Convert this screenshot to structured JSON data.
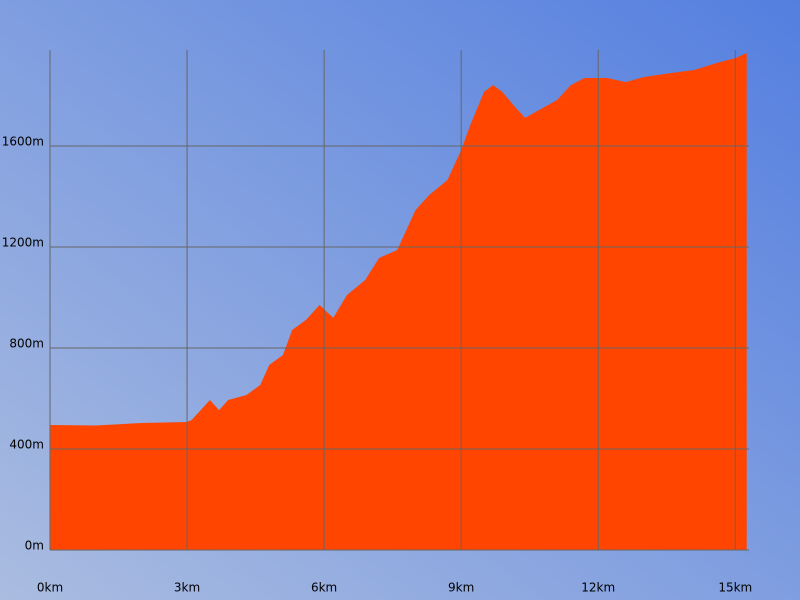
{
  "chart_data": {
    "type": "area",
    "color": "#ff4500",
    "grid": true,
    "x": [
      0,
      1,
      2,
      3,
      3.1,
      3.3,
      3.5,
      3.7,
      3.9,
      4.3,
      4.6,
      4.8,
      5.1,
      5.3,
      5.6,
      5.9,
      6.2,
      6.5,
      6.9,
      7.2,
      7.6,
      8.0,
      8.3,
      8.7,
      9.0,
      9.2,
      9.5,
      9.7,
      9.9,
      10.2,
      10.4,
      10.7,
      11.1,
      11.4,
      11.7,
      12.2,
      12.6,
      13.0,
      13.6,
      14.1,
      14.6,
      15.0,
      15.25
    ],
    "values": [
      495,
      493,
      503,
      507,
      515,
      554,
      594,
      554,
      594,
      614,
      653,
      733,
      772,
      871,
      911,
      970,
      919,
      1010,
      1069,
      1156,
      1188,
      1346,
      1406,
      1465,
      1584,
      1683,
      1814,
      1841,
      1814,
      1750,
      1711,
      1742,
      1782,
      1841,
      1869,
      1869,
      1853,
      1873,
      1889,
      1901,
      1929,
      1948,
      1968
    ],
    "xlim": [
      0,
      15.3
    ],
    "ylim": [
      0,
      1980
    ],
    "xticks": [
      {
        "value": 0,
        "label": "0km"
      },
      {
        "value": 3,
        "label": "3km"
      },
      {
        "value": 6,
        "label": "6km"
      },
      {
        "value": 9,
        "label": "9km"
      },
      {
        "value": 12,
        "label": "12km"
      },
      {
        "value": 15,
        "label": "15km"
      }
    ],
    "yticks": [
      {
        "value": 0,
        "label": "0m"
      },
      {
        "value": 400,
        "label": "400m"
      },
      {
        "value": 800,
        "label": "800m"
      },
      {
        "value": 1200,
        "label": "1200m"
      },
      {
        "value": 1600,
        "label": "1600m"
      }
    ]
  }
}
=-=-=-=-=
# What the task asks
Track down every line holding the string "label" and copy it.

# The completed task
        "label": "0km"
        "label": "3km"
        "label": "6km"
        "label": "9km"
        "label": "12km"
        "label": "15km"
        "label": "0m"
        "label": "400m"
        "label": "800m"
        "label": "1200m"
        "label": "1600m"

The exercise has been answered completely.